### Set problem
Extract the lines that hold the string "horizontal".

──────── Working data

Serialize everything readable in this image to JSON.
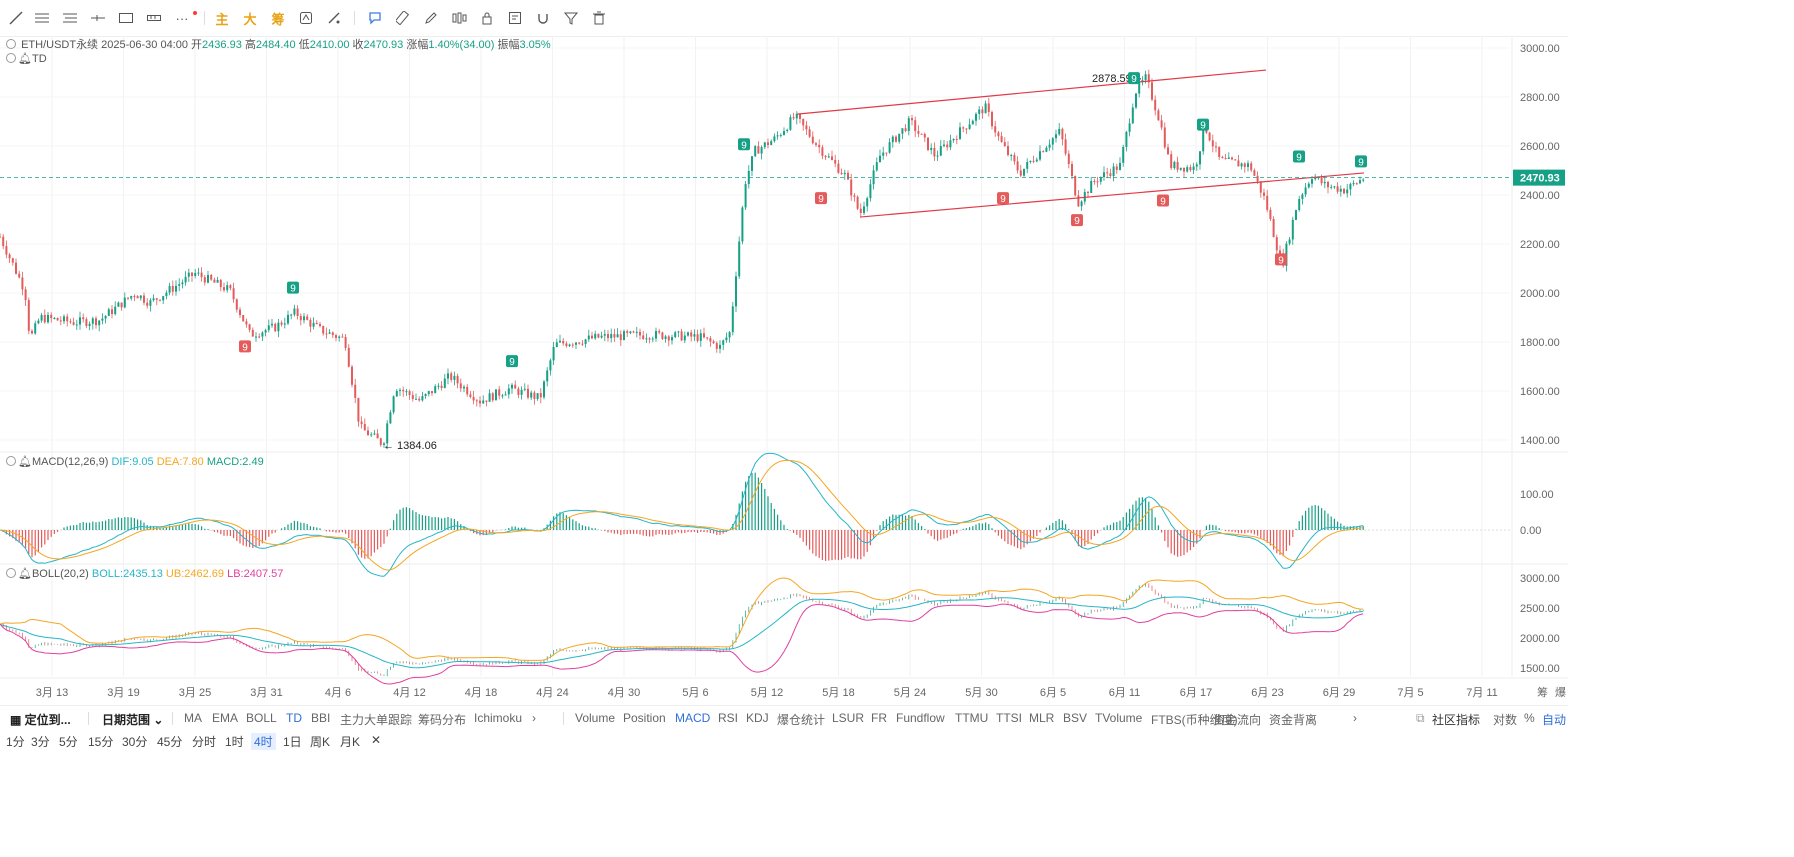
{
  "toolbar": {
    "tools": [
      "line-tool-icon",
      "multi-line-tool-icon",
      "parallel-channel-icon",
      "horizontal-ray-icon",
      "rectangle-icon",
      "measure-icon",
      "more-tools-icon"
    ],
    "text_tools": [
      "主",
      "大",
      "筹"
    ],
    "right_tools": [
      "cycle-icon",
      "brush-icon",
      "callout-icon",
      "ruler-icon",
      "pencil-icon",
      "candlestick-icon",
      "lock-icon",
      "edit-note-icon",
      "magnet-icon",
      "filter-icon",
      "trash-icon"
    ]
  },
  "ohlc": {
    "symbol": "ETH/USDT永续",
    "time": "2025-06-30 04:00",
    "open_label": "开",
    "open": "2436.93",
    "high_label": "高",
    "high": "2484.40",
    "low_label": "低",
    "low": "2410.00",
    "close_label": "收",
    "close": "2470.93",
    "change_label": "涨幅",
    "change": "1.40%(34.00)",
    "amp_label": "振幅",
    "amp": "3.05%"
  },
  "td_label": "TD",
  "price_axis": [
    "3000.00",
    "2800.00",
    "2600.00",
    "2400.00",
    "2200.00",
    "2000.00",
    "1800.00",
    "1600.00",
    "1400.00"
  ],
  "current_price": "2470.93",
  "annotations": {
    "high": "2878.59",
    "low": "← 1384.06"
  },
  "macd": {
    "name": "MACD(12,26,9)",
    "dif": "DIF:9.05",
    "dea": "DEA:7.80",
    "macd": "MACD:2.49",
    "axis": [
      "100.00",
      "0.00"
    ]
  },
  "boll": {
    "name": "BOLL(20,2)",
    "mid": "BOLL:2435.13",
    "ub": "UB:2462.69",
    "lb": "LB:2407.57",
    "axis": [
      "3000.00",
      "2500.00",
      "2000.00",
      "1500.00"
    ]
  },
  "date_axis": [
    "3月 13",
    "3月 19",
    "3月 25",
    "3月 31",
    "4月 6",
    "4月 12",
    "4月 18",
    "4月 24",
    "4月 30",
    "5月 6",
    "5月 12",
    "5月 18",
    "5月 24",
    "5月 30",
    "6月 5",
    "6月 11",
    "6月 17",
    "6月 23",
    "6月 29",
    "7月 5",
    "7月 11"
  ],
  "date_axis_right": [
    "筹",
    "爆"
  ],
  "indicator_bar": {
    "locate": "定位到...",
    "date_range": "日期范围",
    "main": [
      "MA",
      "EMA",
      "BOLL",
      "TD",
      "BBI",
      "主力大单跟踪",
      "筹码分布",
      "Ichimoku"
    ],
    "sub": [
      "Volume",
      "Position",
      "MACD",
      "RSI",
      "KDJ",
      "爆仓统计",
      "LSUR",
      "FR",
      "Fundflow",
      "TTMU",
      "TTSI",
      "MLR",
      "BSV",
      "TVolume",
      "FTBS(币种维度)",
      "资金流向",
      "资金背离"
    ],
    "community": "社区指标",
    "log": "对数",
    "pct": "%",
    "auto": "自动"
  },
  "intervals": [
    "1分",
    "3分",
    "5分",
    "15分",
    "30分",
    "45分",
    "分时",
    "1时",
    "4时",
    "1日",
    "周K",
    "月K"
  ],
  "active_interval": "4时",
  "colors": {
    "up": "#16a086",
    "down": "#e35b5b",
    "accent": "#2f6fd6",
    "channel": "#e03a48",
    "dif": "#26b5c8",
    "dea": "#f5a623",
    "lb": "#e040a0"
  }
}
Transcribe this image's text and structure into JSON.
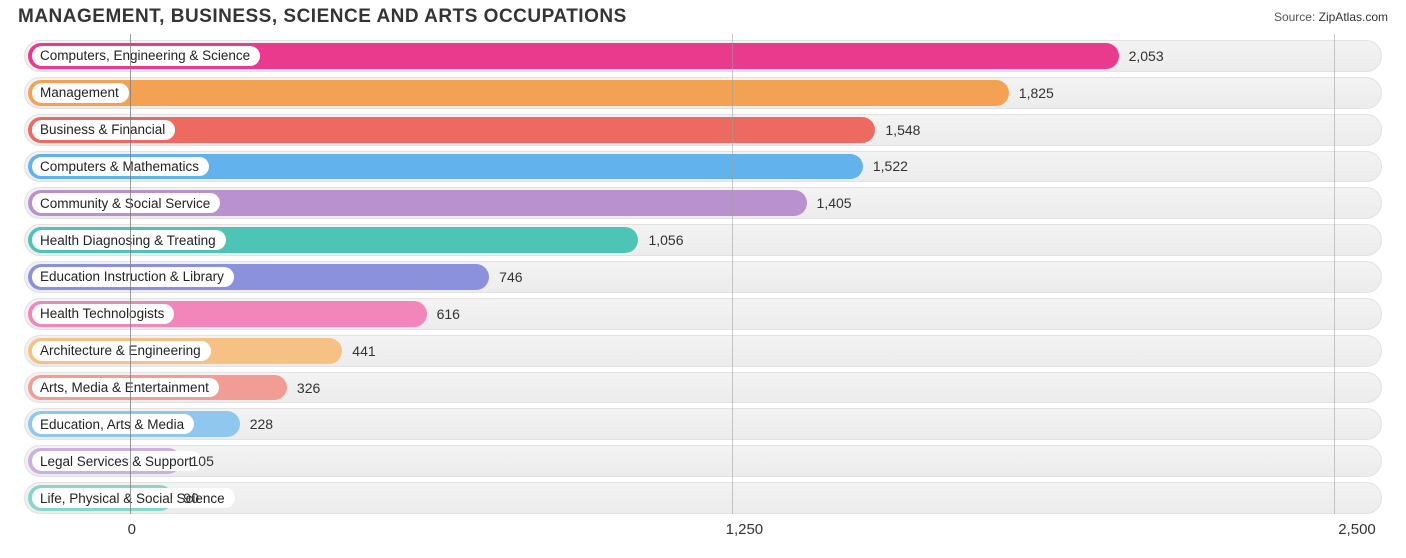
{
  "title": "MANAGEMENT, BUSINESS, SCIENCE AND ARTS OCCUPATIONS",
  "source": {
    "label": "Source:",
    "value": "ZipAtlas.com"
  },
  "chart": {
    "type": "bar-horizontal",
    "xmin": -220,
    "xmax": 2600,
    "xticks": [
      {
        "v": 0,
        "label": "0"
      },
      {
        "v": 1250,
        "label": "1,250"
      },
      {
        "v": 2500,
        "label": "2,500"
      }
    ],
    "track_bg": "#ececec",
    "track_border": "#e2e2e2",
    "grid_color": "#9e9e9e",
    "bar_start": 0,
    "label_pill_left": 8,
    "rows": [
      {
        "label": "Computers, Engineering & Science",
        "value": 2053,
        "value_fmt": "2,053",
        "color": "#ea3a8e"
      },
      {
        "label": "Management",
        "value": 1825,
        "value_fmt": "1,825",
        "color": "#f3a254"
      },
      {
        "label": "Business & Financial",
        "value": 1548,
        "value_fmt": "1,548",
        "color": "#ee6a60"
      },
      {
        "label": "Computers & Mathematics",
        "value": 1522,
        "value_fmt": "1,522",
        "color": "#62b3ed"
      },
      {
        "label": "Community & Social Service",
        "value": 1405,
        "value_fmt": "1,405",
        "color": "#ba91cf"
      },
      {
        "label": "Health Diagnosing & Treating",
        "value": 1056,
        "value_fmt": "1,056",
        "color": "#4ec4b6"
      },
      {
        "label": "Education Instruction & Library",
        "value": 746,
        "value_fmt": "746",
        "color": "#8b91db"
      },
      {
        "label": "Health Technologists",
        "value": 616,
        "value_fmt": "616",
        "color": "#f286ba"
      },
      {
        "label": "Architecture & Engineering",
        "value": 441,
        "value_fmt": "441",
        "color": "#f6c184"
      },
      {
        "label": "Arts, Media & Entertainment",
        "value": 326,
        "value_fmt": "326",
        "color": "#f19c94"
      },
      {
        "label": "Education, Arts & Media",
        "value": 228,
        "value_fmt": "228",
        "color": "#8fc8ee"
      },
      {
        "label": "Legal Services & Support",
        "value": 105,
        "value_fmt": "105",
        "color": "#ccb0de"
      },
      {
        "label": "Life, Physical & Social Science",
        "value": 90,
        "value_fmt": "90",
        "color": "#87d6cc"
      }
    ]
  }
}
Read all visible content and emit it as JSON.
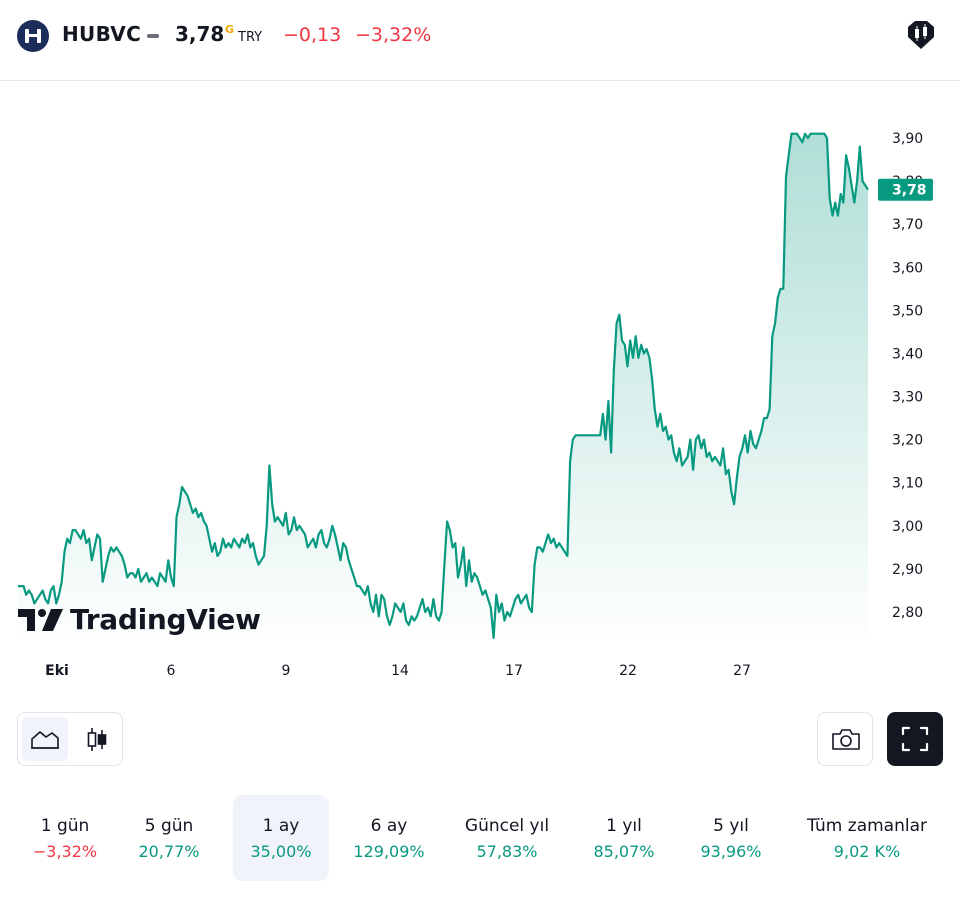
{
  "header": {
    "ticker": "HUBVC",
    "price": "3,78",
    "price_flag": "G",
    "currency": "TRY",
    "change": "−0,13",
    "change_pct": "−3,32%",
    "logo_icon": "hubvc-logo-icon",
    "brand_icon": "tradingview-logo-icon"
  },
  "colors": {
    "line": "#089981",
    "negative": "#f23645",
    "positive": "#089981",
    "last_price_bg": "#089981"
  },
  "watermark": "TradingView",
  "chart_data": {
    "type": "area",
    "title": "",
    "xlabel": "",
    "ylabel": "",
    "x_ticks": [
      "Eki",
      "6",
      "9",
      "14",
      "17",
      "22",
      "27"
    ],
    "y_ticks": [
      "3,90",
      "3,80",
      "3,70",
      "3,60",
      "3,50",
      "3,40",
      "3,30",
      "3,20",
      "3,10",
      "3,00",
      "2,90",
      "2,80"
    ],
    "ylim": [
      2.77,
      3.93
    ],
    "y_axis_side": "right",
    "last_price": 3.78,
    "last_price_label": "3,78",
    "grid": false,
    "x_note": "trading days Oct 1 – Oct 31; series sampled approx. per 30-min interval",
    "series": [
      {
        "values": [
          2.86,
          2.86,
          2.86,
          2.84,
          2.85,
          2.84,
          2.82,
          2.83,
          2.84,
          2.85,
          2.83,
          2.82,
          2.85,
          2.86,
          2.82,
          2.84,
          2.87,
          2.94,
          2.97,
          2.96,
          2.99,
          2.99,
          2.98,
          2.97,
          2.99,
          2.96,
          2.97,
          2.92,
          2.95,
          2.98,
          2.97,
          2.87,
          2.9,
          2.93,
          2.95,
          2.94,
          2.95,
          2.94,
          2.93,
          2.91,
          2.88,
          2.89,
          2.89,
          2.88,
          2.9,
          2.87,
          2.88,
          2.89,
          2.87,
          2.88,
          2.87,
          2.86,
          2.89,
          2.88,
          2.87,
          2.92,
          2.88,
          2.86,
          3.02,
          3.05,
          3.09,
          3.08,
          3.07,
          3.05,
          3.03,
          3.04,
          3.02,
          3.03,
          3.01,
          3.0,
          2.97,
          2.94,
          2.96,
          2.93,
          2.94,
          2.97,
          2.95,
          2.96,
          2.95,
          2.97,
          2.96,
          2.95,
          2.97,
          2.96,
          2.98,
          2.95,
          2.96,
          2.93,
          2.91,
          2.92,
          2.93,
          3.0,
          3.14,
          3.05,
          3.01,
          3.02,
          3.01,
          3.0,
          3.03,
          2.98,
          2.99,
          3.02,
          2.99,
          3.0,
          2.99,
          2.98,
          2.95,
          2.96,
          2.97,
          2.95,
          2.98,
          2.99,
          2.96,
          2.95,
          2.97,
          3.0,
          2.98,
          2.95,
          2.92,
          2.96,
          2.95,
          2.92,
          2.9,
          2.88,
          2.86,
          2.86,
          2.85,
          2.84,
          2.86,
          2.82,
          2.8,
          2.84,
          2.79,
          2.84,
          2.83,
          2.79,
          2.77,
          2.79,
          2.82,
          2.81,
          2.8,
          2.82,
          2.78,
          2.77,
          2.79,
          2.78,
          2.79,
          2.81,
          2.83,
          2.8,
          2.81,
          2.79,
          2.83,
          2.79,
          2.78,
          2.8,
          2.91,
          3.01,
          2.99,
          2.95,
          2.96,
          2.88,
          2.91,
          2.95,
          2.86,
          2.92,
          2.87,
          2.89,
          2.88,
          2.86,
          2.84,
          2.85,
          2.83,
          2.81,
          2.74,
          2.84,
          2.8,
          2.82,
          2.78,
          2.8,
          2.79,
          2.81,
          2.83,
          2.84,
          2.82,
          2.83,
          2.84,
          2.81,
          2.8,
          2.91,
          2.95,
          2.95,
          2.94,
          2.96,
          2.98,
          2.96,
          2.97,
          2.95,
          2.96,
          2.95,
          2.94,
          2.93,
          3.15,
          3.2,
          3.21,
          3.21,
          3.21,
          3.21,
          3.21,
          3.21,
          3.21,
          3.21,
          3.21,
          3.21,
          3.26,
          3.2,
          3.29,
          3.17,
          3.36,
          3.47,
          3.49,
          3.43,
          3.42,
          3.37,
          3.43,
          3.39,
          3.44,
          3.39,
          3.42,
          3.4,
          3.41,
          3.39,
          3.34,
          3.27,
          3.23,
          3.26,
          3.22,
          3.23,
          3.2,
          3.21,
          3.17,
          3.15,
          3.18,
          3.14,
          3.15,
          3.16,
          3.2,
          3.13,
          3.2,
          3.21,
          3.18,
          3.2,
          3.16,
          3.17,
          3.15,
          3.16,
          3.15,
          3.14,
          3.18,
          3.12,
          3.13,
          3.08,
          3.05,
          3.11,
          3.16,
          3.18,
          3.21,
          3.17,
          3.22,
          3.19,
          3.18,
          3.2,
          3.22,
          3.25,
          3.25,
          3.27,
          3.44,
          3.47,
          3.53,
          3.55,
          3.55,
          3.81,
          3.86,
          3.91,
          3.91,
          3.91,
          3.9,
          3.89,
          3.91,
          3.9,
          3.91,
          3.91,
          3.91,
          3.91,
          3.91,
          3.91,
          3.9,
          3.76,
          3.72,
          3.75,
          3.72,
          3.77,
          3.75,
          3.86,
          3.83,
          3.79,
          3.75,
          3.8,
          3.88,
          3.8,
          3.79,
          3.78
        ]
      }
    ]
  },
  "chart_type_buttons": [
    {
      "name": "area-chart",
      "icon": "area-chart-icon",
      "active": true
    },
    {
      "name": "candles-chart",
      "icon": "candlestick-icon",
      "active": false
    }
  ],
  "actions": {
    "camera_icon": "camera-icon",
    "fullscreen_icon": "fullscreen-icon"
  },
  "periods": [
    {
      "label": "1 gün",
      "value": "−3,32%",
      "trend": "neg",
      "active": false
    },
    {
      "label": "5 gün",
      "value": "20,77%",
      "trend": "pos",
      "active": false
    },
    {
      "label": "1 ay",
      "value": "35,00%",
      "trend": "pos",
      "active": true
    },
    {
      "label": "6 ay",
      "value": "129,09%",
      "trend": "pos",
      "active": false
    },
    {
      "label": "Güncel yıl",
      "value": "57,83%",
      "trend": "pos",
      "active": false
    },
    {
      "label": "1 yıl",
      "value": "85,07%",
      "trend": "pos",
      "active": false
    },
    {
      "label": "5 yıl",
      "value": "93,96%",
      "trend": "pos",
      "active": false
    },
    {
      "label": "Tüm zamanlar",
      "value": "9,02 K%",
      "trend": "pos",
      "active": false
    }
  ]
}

────────────────

### Answer to this exercise
      "horizontal-ray-icon",
    "type": "bar-horizontal",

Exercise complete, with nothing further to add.